SHORT EXERCISE:
Every record must appear in your copy exactly as written, with no pictures.

(Records from a collection)
++++++

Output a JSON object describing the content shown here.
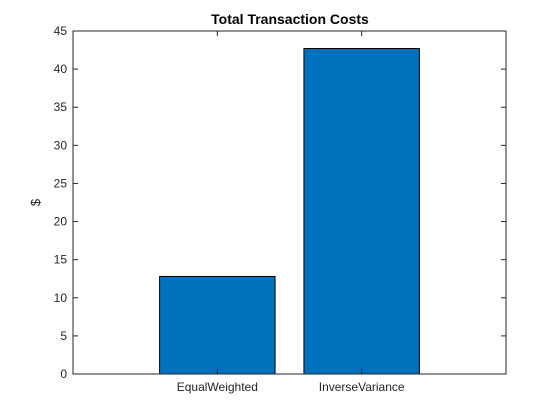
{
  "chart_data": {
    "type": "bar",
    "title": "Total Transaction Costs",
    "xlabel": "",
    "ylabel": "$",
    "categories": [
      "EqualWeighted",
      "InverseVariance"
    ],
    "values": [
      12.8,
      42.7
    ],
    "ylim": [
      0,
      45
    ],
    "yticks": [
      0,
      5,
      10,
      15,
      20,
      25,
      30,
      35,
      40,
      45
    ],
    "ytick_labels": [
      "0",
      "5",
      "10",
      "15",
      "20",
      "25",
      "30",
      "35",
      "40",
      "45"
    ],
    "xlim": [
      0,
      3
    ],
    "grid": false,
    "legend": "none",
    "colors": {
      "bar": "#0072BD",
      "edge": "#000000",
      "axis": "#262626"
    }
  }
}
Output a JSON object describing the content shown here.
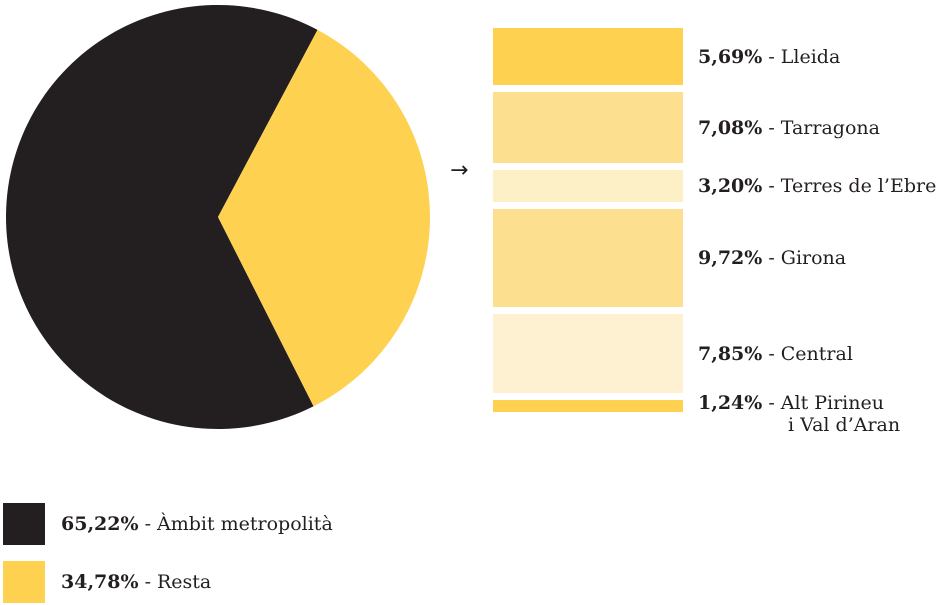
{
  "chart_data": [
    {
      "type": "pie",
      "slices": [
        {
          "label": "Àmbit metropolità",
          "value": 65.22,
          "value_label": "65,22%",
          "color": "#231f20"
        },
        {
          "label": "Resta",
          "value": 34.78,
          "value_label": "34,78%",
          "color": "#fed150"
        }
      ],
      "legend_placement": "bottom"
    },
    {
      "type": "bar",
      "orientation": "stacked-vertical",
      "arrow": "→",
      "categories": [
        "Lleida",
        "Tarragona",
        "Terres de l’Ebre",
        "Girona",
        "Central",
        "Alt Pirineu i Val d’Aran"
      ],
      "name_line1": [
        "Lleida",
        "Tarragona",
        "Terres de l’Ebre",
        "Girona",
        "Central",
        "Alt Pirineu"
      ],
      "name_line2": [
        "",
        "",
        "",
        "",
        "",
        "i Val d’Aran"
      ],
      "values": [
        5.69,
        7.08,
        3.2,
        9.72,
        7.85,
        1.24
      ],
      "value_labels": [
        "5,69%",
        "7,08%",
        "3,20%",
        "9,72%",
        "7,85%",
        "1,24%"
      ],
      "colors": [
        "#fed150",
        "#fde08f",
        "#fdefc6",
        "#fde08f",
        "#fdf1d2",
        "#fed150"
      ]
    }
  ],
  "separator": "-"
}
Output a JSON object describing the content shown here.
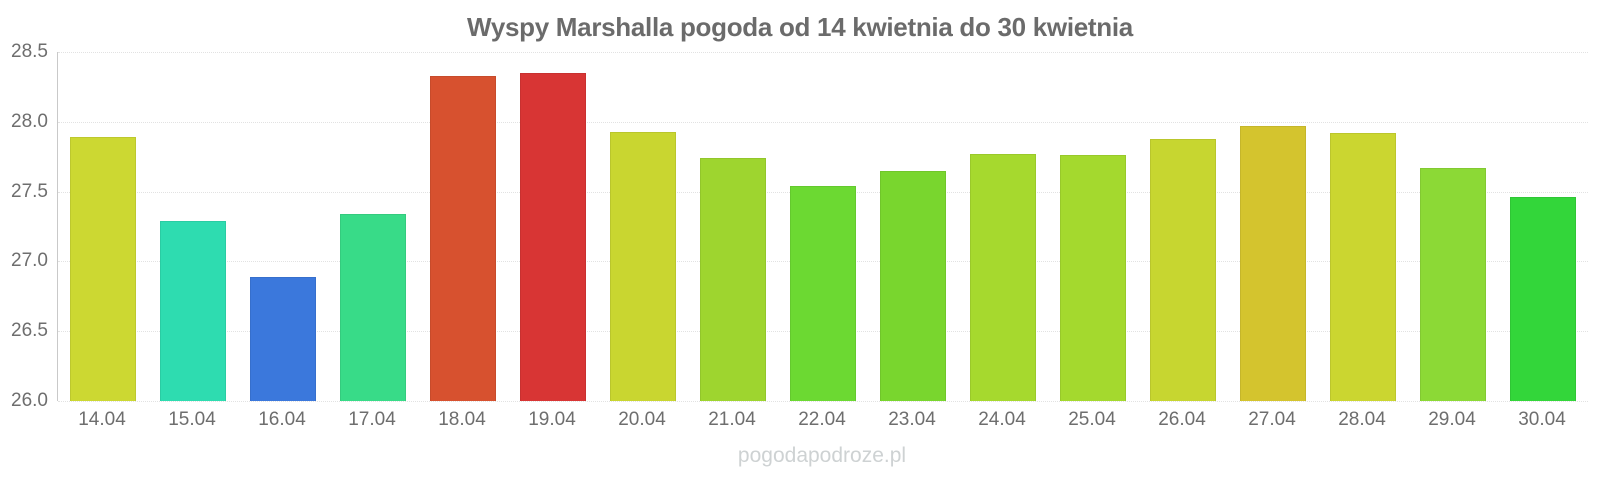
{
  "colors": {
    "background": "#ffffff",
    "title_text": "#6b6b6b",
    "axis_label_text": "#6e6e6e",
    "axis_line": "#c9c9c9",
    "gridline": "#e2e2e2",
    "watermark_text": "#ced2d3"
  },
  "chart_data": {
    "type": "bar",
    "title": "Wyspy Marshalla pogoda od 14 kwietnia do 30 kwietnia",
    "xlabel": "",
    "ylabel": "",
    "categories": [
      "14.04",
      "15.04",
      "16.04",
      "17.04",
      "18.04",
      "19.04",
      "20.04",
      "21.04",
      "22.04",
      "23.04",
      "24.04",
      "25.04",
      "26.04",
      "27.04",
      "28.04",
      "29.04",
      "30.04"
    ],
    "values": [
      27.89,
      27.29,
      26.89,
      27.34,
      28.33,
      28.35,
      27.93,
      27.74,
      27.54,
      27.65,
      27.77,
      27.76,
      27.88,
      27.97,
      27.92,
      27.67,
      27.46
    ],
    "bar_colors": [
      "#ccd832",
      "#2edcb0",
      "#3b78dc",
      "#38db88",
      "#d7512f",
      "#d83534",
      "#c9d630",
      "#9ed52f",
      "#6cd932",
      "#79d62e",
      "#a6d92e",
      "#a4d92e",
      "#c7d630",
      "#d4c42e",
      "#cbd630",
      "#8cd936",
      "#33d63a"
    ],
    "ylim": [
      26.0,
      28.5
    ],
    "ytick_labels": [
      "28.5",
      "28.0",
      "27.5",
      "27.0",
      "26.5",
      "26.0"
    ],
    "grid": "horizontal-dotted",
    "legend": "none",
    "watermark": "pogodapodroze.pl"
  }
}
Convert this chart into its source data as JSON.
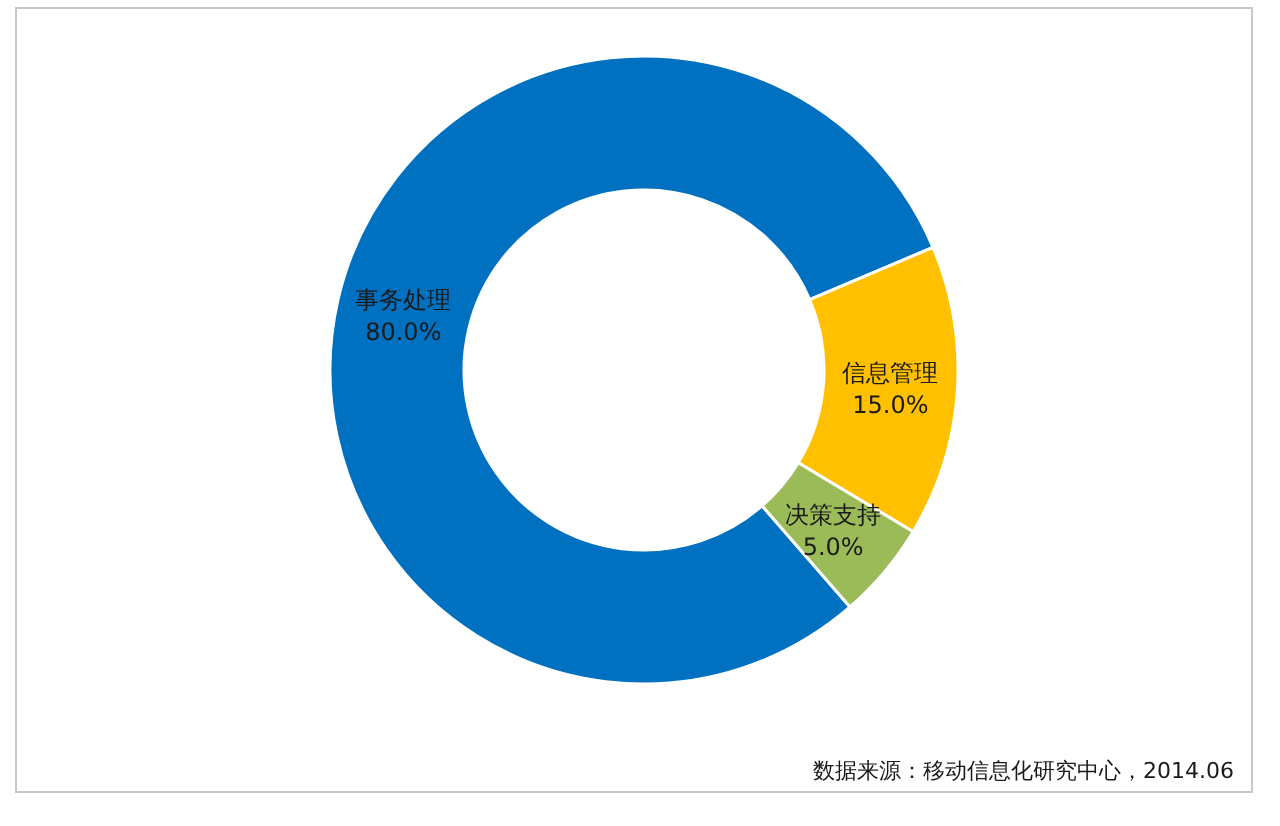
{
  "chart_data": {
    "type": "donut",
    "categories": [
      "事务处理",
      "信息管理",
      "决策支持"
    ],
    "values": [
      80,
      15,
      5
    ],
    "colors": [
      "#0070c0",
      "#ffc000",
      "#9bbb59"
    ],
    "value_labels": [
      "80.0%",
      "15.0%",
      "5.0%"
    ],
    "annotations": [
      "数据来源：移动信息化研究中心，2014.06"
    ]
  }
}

++++++

REPLY:
Output a JSON object describing the content shown here.
{
  "chart_data": {
    "type": "bar",
    "title": "Total Transaction Costs",
    "xlabel": "",
    "ylabel": "$",
    "categories": [
      "EqualWeighted",
      "InverseVariance"
    ],
    "values": [
      12.8,
      42.7
    ],
    "ylim": [
      0,
      45
    ],
    "yticks": [
      0,
      5,
      10,
      15,
      20,
      25,
      30,
      35,
      40,
      45
    ],
    "ytick_labels": [
      "0",
      "5",
      "10",
      "15",
      "20",
      "25",
      "30",
      "35",
      "40",
      "45"
    ],
    "xlim": [
      0,
      3
    ],
    "grid": false,
    "legend": "none",
    "colors": {
      "bar": "#0072BD",
      "edge": "#000000",
      "axis": "#262626"
    }
  }
}
Output a JSON object describing the content shown here.
{
  "chart_data": [
    {
      "type": "pie",
      "slices": [
        {
          "label": "Àmbit metropolità",
          "value": 65.22,
          "value_label": "65,22%",
          "color": "#231f20"
        },
        {
          "label": "Resta",
          "value": 34.78,
          "value_label": "34,78%",
          "color": "#fed150"
        }
      ],
      "legend_placement": "bottom"
    },
    {
      "type": "bar",
      "orientation": "stacked-vertical",
      "arrow": "→",
      "categories": [
        "Lleida",
        "Tarragona",
        "Terres de l’Ebre",
        "Girona",
        "Central",
        "Alt Pirineu i Val d’Aran"
      ],
      "name_line1": [
        "Lleida",
        "Tarragona",
        "Terres de l’Ebre",
        "Girona",
        "Central",
        "Alt Pirineu"
      ],
      "name_line2": [
        "",
        "",
        "",
        "",
        "",
        "i Val d’Aran"
      ],
      "values": [
        5.69,
        7.08,
        3.2,
        9.72,
        7.85,
        1.24
      ],
      "value_labels": [
        "5,69%",
        "7,08%",
        "3,20%",
        "9,72%",
        "7,85%",
        "1,24%"
      ],
      "colors": [
        "#fed150",
        "#fde08f",
        "#fdefc6",
        "#fde08f",
        "#fdf1d2",
        "#fed150"
      ]
    }
  ],
  "separator": "-"
}
Output a JSON object describing the content shown here.
{
  "colors": {
    "background": "#ffffff",
    "title_text": "#6b6b6b",
    "axis_label_text": "#6e6e6e",
    "axis_line": "#c9c9c9",
    "gridline": "#e2e2e2",
    "watermark_text": "#ced2d3"
  },
  "chart_data": {
    "type": "bar",
    "title": "Wyspy Marshalla pogoda od 14 kwietnia do 30 kwietnia",
    "xlabel": "",
    "ylabel": "",
    "categories": [
      "14.04",
      "15.04",
      "16.04",
      "17.04",
      "18.04",
      "19.04",
      "20.04",
      "21.04",
      "22.04",
      "23.04",
      "24.04",
      "25.04",
      "26.04",
      "27.04",
      "28.04",
      "29.04",
      "30.04"
    ],
    "values": [
      27.89,
      27.29,
      26.89,
      27.34,
      28.33,
      28.35,
      27.93,
      27.74,
      27.54,
      27.65,
      27.77,
      27.76,
      27.88,
      27.97,
      27.92,
      27.67,
      27.46
    ],
    "bar_colors": [
      "#ccd832",
      "#2edcb0",
      "#3b78dc",
      "#38db88",
      "#d7512f",
      "#d83534",
      "#c9d630",
      "#9ed52f",
      "#6cd932",
      "#79d62e",
      "#a6d92e",
      "#a4d92e",
      "#c7d630",
      "#d4c42e",
      "#cbd630",
      "#8cd936",
      "#33d63a"
    ],
    "ylim": [
      26.0,
      28.5
    ],
    "ytick_labels": [
      "28.5",
      "28.0",
      "27.5",
      "27.0",
      "26.5",
      "26.0"
    ],
    "grid": "horizontal-dotted",
    "legend": "none",
    "watermark": "pogodapodroze.pl"
  }
}
Convert this chart into its source data as JSON.
{
  "chart_data": {
    "type": "donut",
    "categories": [
      "事务处理",
      "信息管理",
      "决策支持"
    ],
    "values": [
      80,
      15,
      5
    ],
    "colors": [
      "#0070c0",
      "#ffc000",
      "#9bbb59"
    ],
    "value_labels": [
      "80.0%",
      "15.0%",
      "5.0%"
    ],
    "annotations": [
      "数据来源：移动信息化研究中心，2014.06"
    ]
  }
}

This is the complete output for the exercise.